## Begin
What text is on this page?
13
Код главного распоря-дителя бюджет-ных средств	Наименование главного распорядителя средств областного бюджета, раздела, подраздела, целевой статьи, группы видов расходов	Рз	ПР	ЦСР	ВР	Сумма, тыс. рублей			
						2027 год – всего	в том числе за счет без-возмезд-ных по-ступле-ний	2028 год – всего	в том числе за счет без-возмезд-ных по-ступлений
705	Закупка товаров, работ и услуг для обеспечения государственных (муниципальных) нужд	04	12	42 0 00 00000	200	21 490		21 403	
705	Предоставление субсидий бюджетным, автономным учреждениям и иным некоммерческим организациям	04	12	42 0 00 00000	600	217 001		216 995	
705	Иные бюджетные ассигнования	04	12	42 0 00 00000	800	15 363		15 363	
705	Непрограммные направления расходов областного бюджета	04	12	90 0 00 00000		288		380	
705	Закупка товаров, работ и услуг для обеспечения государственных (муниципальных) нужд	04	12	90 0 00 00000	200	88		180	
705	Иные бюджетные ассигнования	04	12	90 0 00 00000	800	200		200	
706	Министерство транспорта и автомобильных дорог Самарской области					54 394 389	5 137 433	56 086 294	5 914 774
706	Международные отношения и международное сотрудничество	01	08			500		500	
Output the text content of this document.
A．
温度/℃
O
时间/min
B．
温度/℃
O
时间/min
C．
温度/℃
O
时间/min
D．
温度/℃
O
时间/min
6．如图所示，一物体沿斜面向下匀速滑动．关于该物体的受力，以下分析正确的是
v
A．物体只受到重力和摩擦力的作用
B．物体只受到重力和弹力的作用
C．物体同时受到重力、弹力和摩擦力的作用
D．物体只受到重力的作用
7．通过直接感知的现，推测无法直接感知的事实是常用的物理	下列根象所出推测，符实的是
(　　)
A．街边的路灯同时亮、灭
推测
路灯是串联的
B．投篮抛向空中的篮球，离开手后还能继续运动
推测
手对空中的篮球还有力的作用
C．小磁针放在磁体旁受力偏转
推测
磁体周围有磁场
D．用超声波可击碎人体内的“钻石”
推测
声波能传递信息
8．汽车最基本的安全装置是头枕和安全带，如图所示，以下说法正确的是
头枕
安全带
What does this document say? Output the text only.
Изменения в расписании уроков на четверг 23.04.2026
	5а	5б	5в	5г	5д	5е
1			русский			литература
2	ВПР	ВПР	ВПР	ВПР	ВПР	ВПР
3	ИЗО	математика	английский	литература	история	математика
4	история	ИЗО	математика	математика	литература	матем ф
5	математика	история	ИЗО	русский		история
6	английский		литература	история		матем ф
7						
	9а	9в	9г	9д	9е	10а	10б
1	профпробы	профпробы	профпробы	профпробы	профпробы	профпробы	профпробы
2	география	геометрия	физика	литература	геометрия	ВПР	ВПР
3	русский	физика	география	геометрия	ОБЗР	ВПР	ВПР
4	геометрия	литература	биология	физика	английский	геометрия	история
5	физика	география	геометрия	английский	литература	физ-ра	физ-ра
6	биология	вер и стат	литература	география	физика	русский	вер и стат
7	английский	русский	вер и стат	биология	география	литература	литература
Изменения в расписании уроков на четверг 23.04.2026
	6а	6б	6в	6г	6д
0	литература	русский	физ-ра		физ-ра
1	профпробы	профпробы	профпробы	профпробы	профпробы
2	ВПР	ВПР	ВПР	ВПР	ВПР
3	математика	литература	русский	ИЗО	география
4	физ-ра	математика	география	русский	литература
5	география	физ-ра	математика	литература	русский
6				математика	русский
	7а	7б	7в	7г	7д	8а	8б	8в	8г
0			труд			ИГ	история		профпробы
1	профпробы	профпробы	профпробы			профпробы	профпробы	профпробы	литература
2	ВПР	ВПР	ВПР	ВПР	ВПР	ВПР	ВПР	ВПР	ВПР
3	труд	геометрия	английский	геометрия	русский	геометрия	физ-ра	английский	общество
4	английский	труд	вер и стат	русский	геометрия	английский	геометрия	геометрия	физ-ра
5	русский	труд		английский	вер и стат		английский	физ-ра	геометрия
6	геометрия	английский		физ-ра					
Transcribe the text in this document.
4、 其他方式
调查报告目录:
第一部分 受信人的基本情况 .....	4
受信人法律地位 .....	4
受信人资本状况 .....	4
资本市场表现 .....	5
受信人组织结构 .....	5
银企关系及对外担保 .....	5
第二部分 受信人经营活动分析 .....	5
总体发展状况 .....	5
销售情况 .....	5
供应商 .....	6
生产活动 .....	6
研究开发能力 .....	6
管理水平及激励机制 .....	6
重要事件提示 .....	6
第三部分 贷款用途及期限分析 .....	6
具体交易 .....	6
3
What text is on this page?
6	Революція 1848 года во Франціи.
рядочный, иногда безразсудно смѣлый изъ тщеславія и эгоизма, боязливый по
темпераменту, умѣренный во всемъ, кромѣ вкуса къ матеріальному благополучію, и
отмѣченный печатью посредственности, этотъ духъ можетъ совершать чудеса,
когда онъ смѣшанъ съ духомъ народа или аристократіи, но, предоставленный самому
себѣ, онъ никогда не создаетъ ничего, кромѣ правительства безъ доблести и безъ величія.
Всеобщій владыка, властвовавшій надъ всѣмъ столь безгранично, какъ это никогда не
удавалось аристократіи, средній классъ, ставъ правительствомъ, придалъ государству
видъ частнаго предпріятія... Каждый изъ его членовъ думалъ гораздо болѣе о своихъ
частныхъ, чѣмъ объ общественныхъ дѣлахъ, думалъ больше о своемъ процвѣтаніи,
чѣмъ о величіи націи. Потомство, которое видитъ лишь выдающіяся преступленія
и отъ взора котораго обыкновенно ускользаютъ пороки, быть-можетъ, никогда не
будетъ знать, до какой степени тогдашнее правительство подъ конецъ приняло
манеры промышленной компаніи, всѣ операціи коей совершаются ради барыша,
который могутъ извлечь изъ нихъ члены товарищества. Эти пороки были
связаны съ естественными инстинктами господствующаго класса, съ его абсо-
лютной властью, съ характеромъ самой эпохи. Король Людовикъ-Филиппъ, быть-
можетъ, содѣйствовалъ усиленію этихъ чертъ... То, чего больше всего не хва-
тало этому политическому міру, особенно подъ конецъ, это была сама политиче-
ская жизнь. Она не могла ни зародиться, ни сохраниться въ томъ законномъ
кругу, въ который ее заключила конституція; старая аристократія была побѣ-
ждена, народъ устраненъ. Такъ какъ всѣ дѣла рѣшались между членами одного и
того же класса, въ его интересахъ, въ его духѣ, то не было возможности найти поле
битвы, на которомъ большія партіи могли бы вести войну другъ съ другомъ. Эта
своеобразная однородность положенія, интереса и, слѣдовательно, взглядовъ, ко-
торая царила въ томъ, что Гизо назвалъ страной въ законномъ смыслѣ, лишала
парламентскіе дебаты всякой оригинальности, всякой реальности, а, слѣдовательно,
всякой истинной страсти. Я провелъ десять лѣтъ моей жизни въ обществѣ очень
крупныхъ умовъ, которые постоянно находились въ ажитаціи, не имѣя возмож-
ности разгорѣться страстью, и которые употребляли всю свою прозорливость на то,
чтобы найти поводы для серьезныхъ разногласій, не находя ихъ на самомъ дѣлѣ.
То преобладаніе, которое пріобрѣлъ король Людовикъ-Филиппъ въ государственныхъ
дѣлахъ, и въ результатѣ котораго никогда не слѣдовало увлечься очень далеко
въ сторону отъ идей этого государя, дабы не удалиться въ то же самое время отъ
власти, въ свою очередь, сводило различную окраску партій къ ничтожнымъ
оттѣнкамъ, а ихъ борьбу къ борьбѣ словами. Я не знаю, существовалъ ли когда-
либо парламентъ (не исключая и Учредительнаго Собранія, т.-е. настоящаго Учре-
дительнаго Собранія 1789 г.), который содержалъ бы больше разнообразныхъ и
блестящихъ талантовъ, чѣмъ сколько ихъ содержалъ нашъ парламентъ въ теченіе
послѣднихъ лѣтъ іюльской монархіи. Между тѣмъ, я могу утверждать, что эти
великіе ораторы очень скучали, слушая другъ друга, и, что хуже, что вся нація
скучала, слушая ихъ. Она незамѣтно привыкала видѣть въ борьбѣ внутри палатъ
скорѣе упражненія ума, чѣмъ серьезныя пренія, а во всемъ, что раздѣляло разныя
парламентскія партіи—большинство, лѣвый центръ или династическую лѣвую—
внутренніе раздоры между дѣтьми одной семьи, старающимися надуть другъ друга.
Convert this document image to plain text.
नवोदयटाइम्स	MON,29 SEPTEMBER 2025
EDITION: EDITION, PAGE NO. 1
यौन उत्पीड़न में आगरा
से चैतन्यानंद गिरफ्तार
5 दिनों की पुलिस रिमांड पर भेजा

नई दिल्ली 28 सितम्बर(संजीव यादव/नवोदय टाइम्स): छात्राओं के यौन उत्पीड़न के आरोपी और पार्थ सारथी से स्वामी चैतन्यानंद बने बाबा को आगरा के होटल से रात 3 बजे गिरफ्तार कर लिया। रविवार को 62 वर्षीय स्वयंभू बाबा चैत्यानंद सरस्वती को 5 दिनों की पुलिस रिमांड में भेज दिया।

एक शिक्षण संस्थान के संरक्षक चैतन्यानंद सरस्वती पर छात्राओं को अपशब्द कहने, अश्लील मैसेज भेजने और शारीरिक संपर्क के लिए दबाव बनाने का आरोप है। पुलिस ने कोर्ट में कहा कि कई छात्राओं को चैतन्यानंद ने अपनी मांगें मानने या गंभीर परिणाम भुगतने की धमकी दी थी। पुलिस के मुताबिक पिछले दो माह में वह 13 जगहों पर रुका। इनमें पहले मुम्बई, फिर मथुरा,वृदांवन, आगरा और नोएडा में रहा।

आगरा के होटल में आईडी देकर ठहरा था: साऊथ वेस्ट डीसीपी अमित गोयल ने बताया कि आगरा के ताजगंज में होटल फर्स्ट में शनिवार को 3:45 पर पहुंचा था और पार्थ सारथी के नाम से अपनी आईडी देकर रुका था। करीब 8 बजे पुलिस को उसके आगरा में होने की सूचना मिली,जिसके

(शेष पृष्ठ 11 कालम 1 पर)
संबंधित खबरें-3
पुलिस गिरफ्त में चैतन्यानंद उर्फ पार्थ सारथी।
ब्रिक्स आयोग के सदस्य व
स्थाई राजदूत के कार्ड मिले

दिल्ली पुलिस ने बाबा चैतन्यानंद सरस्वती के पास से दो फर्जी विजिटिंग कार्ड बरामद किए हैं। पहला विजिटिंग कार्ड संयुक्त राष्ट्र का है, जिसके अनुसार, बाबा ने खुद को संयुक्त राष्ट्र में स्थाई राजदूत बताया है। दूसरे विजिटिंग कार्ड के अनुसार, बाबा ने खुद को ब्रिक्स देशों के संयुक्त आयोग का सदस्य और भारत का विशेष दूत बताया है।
## End
■ WHAT TO PRODUCE: Copy all lines from the listing that contain "быть".

■ REPLY TO THE EXERCISE:
и отъ взора котораго обыкновенно ускользаютъ пороки, быть-можетъ, никогда не
лютной властью, съ характеромъ самой эпохи. Король Людовикъ-Филиппъ, быть-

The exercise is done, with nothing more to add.